* **Request**
Your task is to transcribe all of the records exactly and leave out the pictures.

[Extracted records]
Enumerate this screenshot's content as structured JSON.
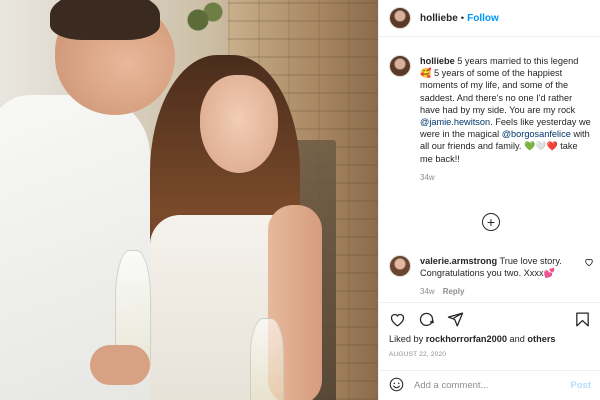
{
  "post": {
    "author": "holliebe",
    "follow_label": "Follow",
    "separator": "•"
  },
  "caption": {
    "username": "holliebe",
    "text_part1": " 5 years married to this legend ",
    "emoji1": "🥰",
    "text_part2": " 5 years of some of the happiest moments of my life, and some of the saddest. And there's no one I'd rather have had by my side. You are my rock ",
    "mention1": "@jamie.hewitson",
    "text_part3": ". Feels like yesterday we were in the magical ",
    "mention2": "@borgosanfelice",
    "text_part4": " with all our friends and family. ",
    "hearts": [
      "💚",
      "🤍",
      "❤️"
    ],
    "text_part5": " take me back!!",
    "time": "34w"
  },
  "load_more_icon": "plus-circle-icon",
  "comment": {
    "username": "valerie.armstrong",
    "text": " True love story. Congratulations you two. Xxxx",
    "emoji": "💕",
    "time": "34w",
    "reply_label": "Reply",
    "like_icon": "heart-outline-icon"
  },
  "actions": {
    "icons": [
      "heart-outline-icon",
      "comment-icon",
      "share-icon",
      "bookmark-icon"
    ]
  },
  "likes": {
    "prefix": "Liked by ",
    "user": "rockhorrorfan2000",
    "middle": " and ",
    "others": "others"
  },
  "date": "AUGUST 22, 2020",
  "add_comment": {
    "placeholder": "Add a comment...",
    "post_label": "Post",
    "emoji_icon": "smiley-icon"
  },
  "colors": {
    "accent": "#0095f6",
    "mention": "#00376b",
    "muted": "#8e8e8e",
    "post_disabled": "#b2dffc"
  }
}
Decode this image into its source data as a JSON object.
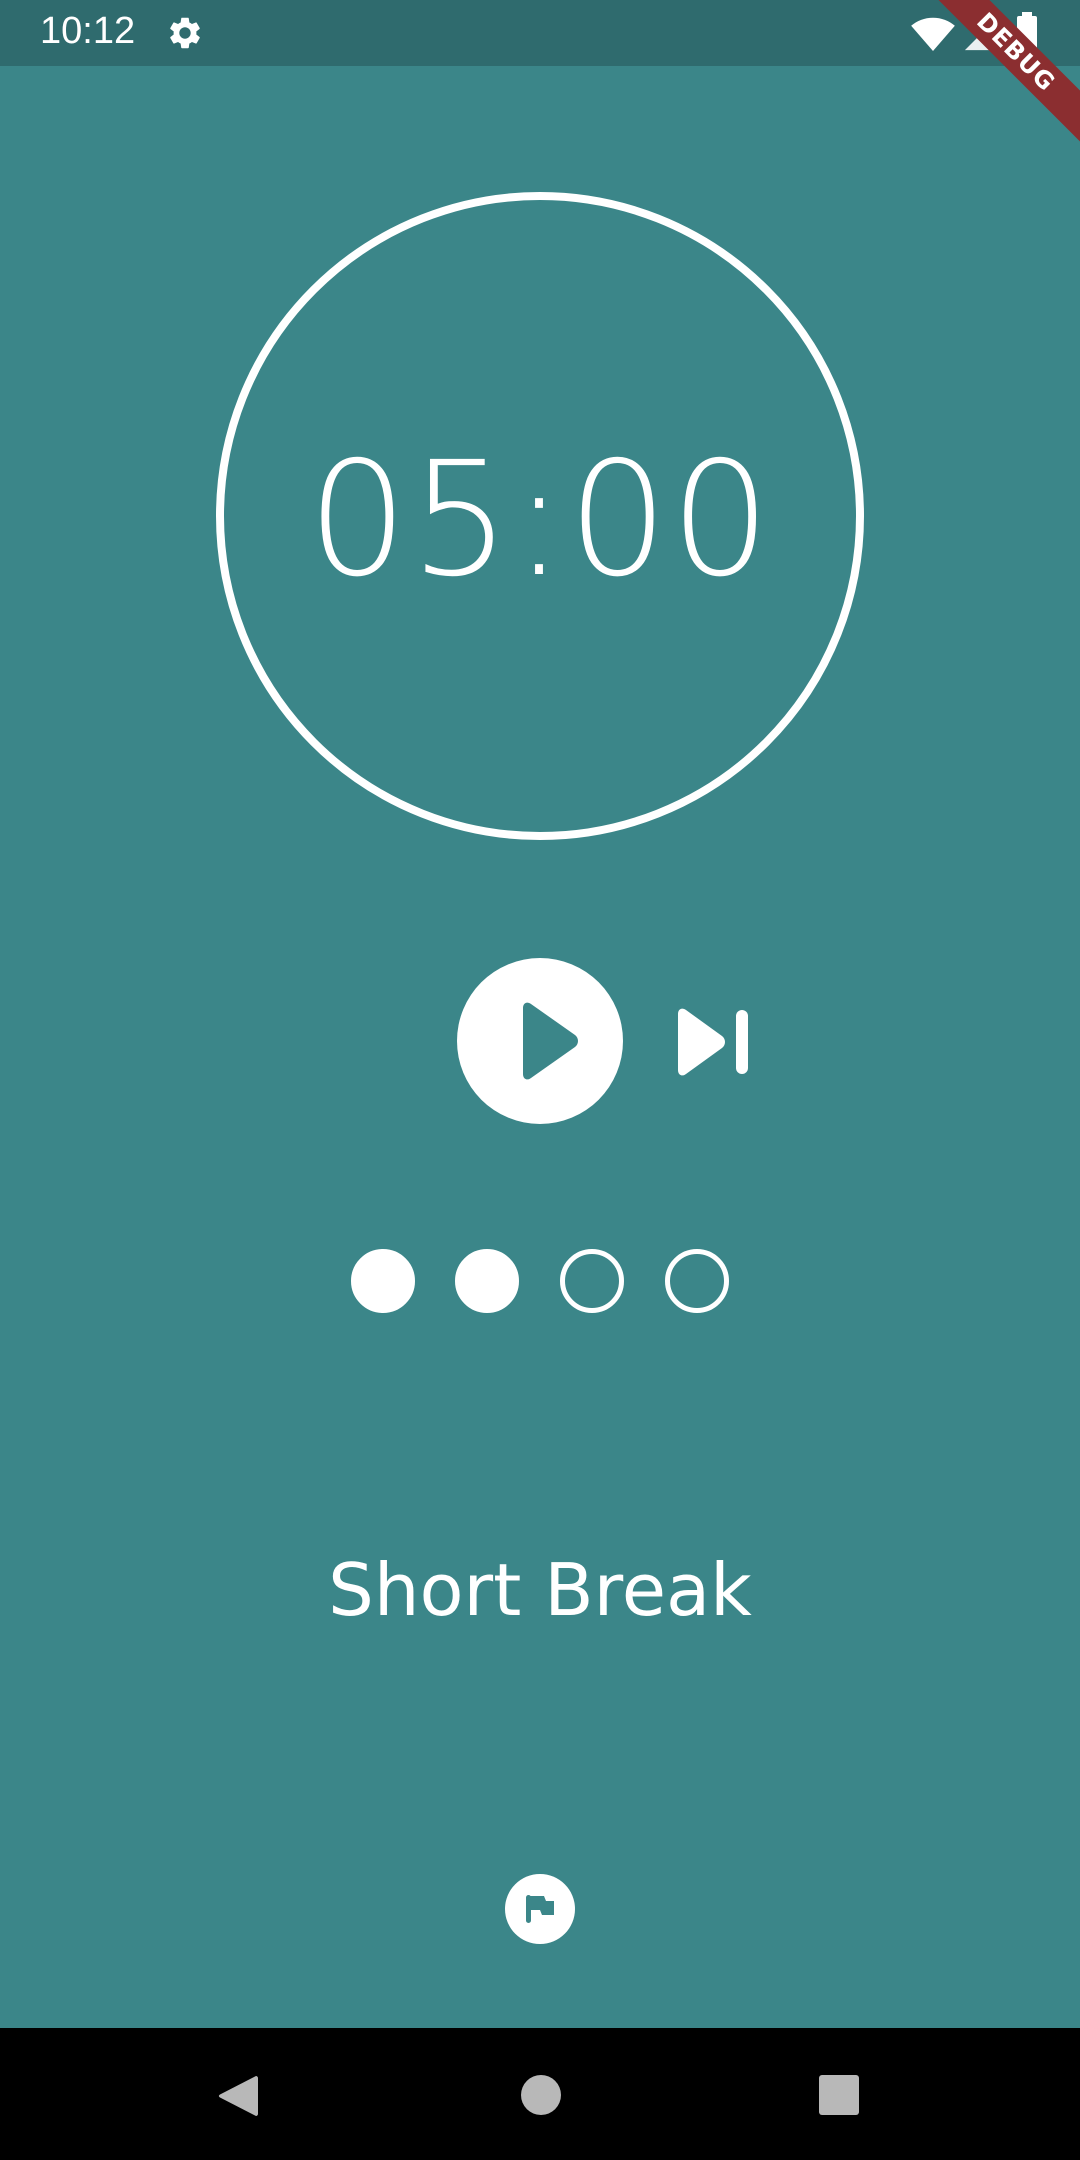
{
  "status_bar": {
    "time": "10:12",
    "icons": [
      "gear-icon",
      "wifi-icon",
      "signal-icon",
      "battery-icon"
    ]
  },
  "debug_banner": "DEBUG",
  "timer": {
    "display": "05:00"
  },
  "controls": {
    "primary": "play-icon",
    "secondary": "skip-next-icon"
  },
  "sessions": {
    "completed": 2,
    "total": 4
  },
  "mode_label": "Short Break",
  "bottom_action": "flag-icon",
  "navigation": {
    "icons": [
      "back-icon",
      "home-icon",
      "recents-icon"
    ]
  },
  "colors": {
    "background": "#3b8689",
    "status_bar": "#2f6b6e",
    "foreground": "#ffffff",
    "debug_ribbon": "#8b2e30",
    "nav_bar": "#000000"
  }
}
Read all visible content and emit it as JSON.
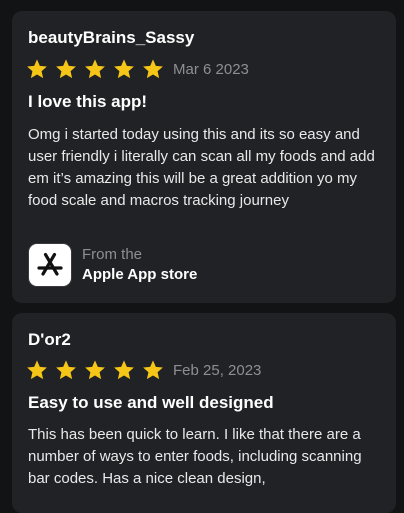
{
  "reviews": [
    {
      "author": "beautyBrains_Sassy",
      "rating": 5,
      "rating_max": 5,
      "date": "Mar 6 2023",
      "title": "I love this app!",
      "body": "Omg i started today using this and its so easy and user friendly i literally can scan all my foods and add em it’s amazing this will be a great addition yo my food scale and macros tracking journey",
      "source": {
        "from_label": "From the",
        "store_label": "Apple App store",
        "icon": "app-store-icon"
      }
    },
    {
      "author": "D'or2",
      "rating": 5,
      "rating_max": 5,
      "date": "Feb 25, 2023",
      "title": "Easy to use and well designed",
      "body": "This has been quick to learn. I like that there are a number of ways to enter foods, including scanning bar codes. Has a nice clean design,"
    }
  ],
  "colors": {
    "star": "#f5c518",
    "card_background": "#202225",
    "page_background": "#121314",
    "secondary_text": "#8e8f93"
  }
}
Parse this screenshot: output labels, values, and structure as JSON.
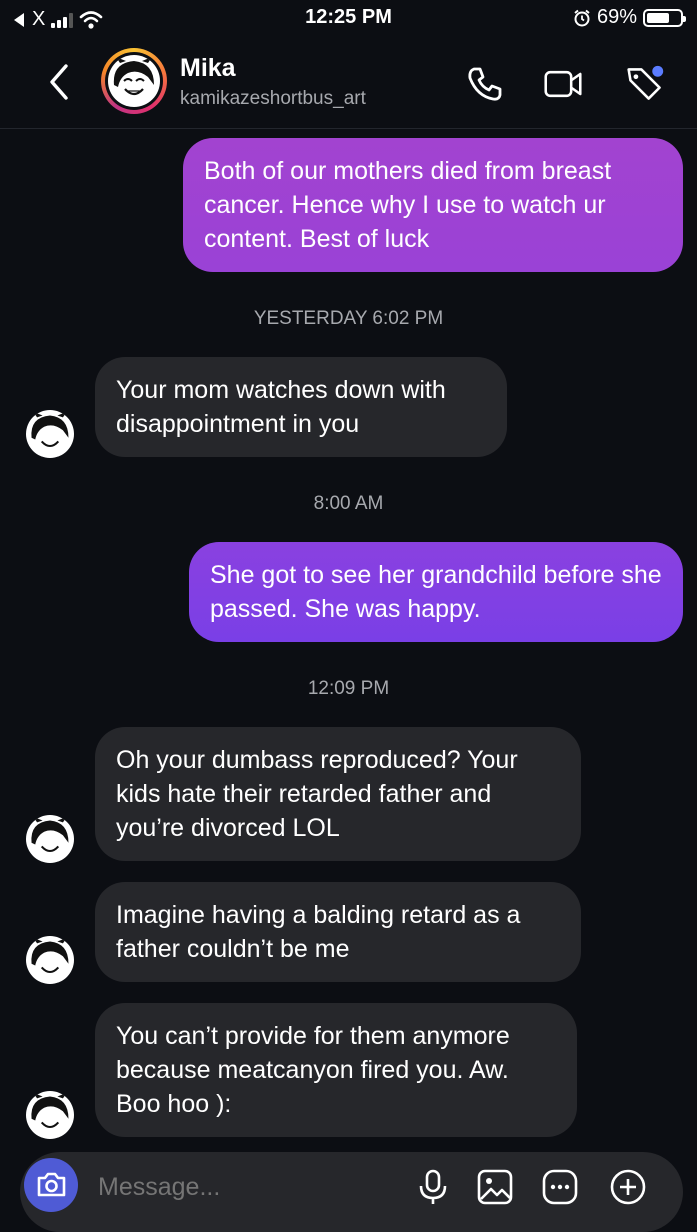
{
  "status_bar": {
    "carrier_back": "X",
    "time": "12:25 PM",
    "battery_percent": "69%",
    "battery_level": 0.69
  },
  "header": {
    "name": "Mika",
    "handle": "kamikazeshortbus_art"
  },
  "messages": [
    {
      "direction": "out",
      "text": "Both of our mothers died from breast cancer. Hence why  I use to watch ur content. Best of luck"
    },
    {
      "type": "timestamp",
      "text": "YESTERDAY 6:02 PM"
    },
    {
      "direction": "in",
      "text": "Your mom watches down with disappointment in you"
    },
    {
      "type": "timestamp",
      "text": "8:00 AM"
    },
    {
      "direction": "out",
      "text": "She got to see her grandchild before she passed. She was happy."
    },
    {
      "type": "timestamp",
      "text": "12:09 PM"
    },
    {
      "direction": "in",
      "text": "Oh your dumbass reproduced? Your kids hate their retarded father and you’re divorced LOL"
    },
    {
      "direction": "in",
      "text": "Imagine having a balding retard as a father couldn’t be me"
    },
    {
      "direction": "in",
      "text": "You can’t provide for them anymore because meatcanyon fired you. Aw. Boo hoo ):"
    }
  ],
  "composer": {
    "placeholder": "Message..."
  },
  "colors": {
    "background": "#0c0e13",
    "incoming_bubble": "#26272b",
    "outgoing_top": "#a243d0",
    "outgoing_bottom": "#7a3fe6",
    "camera_button": "#4f5bd5",
    "notification_dot": "#5b7cff"
  },
  "icons": [
    "back-arrow-icon",
    "phone-icon",
    "video-call-icon",
    "tag-icon",
    "camera-icon",
    "microphone-icon",
    "gallery-icon",
    "sticker-icon",
    "add-icon"
  ]
}
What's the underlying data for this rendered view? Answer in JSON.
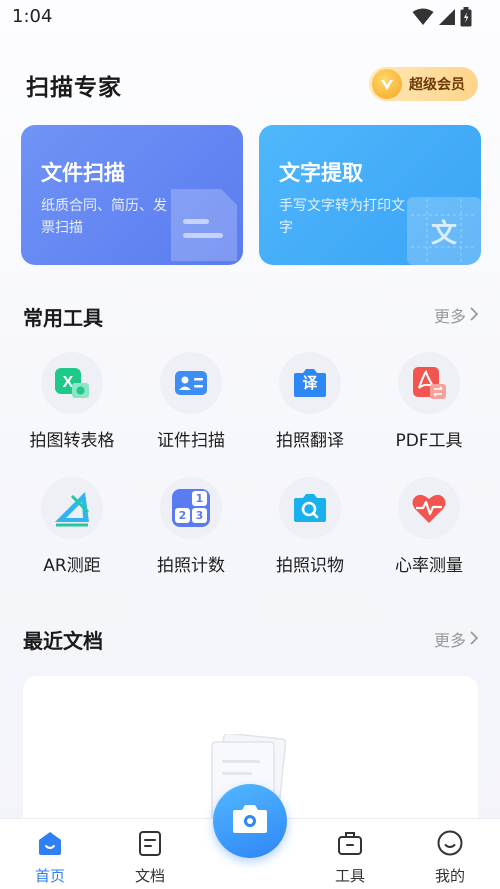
{
  "status": {
    "time": "1:04"
  },
  "header": {
    "title": "扫描专家",
    "vip_label": "超级会员"
  },
  "cards": [
    {
      "title": "文件扫描",
      "subtitle": "纸质合同、简历、发票扫描"
    },
    {
      "title": "文字提取",
      "subtitle": "手写文字转为打印文字",
      "icon_text": "文"
    }
  ],
  "tools_section": {
    "title": "常用工具",
    "more": "更多"
  },
  "tools": [
    {
      "label": "拍图转表格",
      "icon": "table-icon"
    },
    {
      "label": "证件扫描",
      "icon": "id-card-icon"
    },
    {
      "label": "拍照翻译",
      "icon": "translate-icon",
      "icon_text": "译"
    },
    {
      "label": "PDF工具",
      "icon": "pdf-icon"
    },
    {
      "label": "AR测距",
      "icon": "ruler-icon"
    },
    {
      "label": "拍照计数",
      "icon": "count-icon",
      "icon_digits": [
        "1",
        "2",
        "3"
      ]
    },
    {
      "label": "拍照识物",
      "icon": "object-search-icon"
    },
    {
      "label": "心率测量",
      "icon": "heart-rate-icon"
    }
  ],
  "recent_section": {
    "title": "最近文档",
    "more": "更多"
  },
  "nav": {
    "home": "首页",
    "docs": "文档",
    "tools": "工具",
    "mine": "我的"
  },
  "colors": {
    "accent": "#2f7ff5",
    "scan_card": "#5b7cf0",
    "ocr_card": "#3aa3f6"
  }
}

* **Reply**
Enumerate this screenshot's content as structured JSON.
{
  "post": {
    "author": "holliebe",
    "follow_label": "Follow",
    "separator": "•"
  },
  "caption": {
    "username": "holliebe",
    "text_part1": " 5 years married to this legend ",
    "emoji1": "🥰",
    "text_part2": " 5 years of some of the happiest moments of my life, and some of the saddest. And there's no one I'd rather have had by my side. You are my rock ",
    "mention1": "@jamie.hewitson",
    "text_part3": ". Feels like yesterday we were in the magical ",
    "mention2": "@borgosanfelice",
    "text_part4": " with all our friends and family. ",
    "hearts": [
      "💚",
      "🤍",
      "❤️"
    ],
    "text_part5": " take me back!!",
    "time": "34w"
  },
  "load_more_icon": "plus-circle-icon",
  "comment": {
    "username": "valerie.armstrong",
    "text": " True love story. Congratulations you two. Xxxx",
    "emoji": "💕",
    "time": "34w",
    "reply_label": "Reply",
    "like_icon": "heart-outline-icon"
  },
  "actions": {
    "icons": [
      "heart-outline-icon",
      "comment-icon",
      "share-icon",
      "bookmark-icon"
    ]
  },
  "likes": {
    "prefix": "Liked by ",
    "user": "rockhorrorfan2000",
    "middle": " and ",
    "others": "others"
  },
  "date": "AUGUST 22, 2020",
  "add_comment": {
    "placeholder": "Add a comment...",
    "post_label": "Post",
    "emoji_icon": "smiley-icon"
  },
  "colors": {
    "accent": "#0095f6",
    "mention": "#00376b",
    "muted": "#8e8e8e",
    "post_disabled": "#b2dffc"
  }
}
Decode this image into its source data as a JSON object.
{
  "status_bar": {
    "time": "10:12",
    "icons": [
      "gear-icon",
      "wifi-icon",
      "signal-icon",
      "battery-icon"
    ]
  },
  "debug_banner": "DEBUG",
  "timer": {
    "display": "05:00"
  },
  "controls": {
    "primary": "play-icon",
    "secondary": "skip-next-icon"
  },
  "sessions": {
    "completed": 2,
    "total": 4
  },
  "mode_label": "Short Break",
  "bottom_action": "flag-icon",
  "navigation": {
    "icons": [
      "back-icon",
      "home-icon",
      "recents-icon"
    ]
  },
  "colors": {
    "background": "#3b8689",
    "status_bar": "#2f6b6e",
    "foreground": "#ffffff",
    "debug_ribbon": "#8b2e30",
    "nav_bar": "#000000"
  }
}
Read all visible content and emit it as JSON.
{
  "reviews": [
    {
      "author": "beautyBrains_Sassy",
      "rating": 5,
      "rating_max": 5,
      "date": "Mar 6 2023",
      "title": "I love this app!",
      "body": "Omg i started today using this and its so easy and user friendly i literally can scan all my foods and add em it’s amazing this will be a great addition yo my food scale and macros tracking journey",
      "source": {
        "from_label": "From the",
        "store_label": "Apple App store",
        "icon": "app-store-icon"
      }
    },
    {
      "author": "D'or2",
      "rating": 5,
      "rating_max": 5,
      "date": "Feb 25, 2023",
      "title": "Easy to use and well designed",
      "body": "This has been quick to learn. I like that there are a number of ways to enter foods, including scanning bar codes. Has a nice clean design,"
    }
  ],
  "colors": {
    "star": "#f5c518",
    "card_background": "#202225",
    "page_background": "#121314",
    "secondary_text": "#8e8f93"
  }
}
Parse this screenshot: output labels, values, and structure as JSON.
{
  "status_bar": {
    "carrier_back": "X",
    "time": "12:25 PM",
    "battery_percent": "69%",
    "battery_level": 0.69
  },
  "header": {
    "name": "Mika",
    "handle": "kamikazeshortbus_art"
  },
  "messages": [
    {
      "direction": "out",
      "text": "Both of our mothers died from breast cancer. Hence why  I use to watch ur content. Best of luck"
    },
    {
      "type": "timestamp",
      "text": "YESTERDAY 6:02 PM"
    },
    {
      "direction": "in",
      "text": "Your mom watches down with disappointment in you"
    },
    {
      "type": "timestamp",
      "text": "8:00 AM"
    },
    {
      "direction": "out",
      "text": "She got to see her grandchild before she passed. She was happy."
    },
    {
      "type": "timestamp",
      "text": "12:09 PM"
    },
    {
      "direction": "in",
      "text": "Oh your dumbass reproduced? Your kids hate their retarded father and you’re divorced LOL"
    },
    {
      "direction": "in",
      "text": "Imagine having a balding retard as a father couldn’t be me"
    },
    {
      "direction": "in",
      "text": "You can’t provide for them anymore because meatcanyon fired you. Aw. Boo hoo ):"
    }
  ],
  "composer": {
    "placeholder": "Message..."
  },
  "colors": {
    "background": "#0c0e13",
    "incoming_bubble": "#26272b",
    "outgoing_top": "#a243d0",
    "outgoing_bottom": "#7a3fe6",
    "camera_button": "#4f5bd5",
    "notification_dot": "#5b7cff"
  },
  "icons": [
    "back-arrow-icon",
    "phone-icon",
    "video-call-icon",
    "tag-icon",
    "camera-icon",
    "microphone-icon",
    "gallery-icon",
    "sticker-icon",
    "add-icon"
  ]
}
What's the underlying data for this rendered view? Answer in JSON.
{
  "status": {
    "time": "1:04"
  },
  "header": {
    "title": "扫描专家",
    "vip_label": "超级会员"
  },
  "cards": [
    {
      "title": "文件扫描",
      "subtitle": "纸质合同、简历、发票扫描"
    },
    {
      "title": "文字提取",
      "subtitle": "手写文字转为打印文字",
      "icon_text": "文"
    }
  ],
  "tools_section": {
    "title": "常用工具",
    "more": "更多"
  },
  "tools": [
    {
      "label": "拍图转表格",
      "icon": "table-icon"
    },
    {
      "label": "证件扫描",
      "icon": "id-card-icon"
    },
    {
      "label": "拍照翻译",
      "icon": "translate-icon",
      "icon_text": "译"
    },
    {
      "label": "PDF工具",
      "icon": "pdf-icon"
    },
    {
      "label": "AR测距",
      "icon": "ruler-icon"
    },
    {
      "label": "拍照计数",
      "icon": "count-icon",
      "icon_digits": [
        "1",
        "2",
        "3"
      ]
    },
    {
      "label": "拍照识物",
      "icon": "object-search-icon"
    },
    {
      "label": "心率测量",
      "icon": "heart-rate-icon"
    }
  ],
  "recent_section": {
    "title": "最近文档",
    "more": "更多"
  },
  "nav": {
    "home": "首页",
    "docs": "文档",
    "tools": "工具",
    "mine": "我的"
  },
  "colors": {
    "accent": "#2f7ff5",
    "scan_card": "#5b7cf0",
    "ocr_card": "#3aa3f6"
  }
}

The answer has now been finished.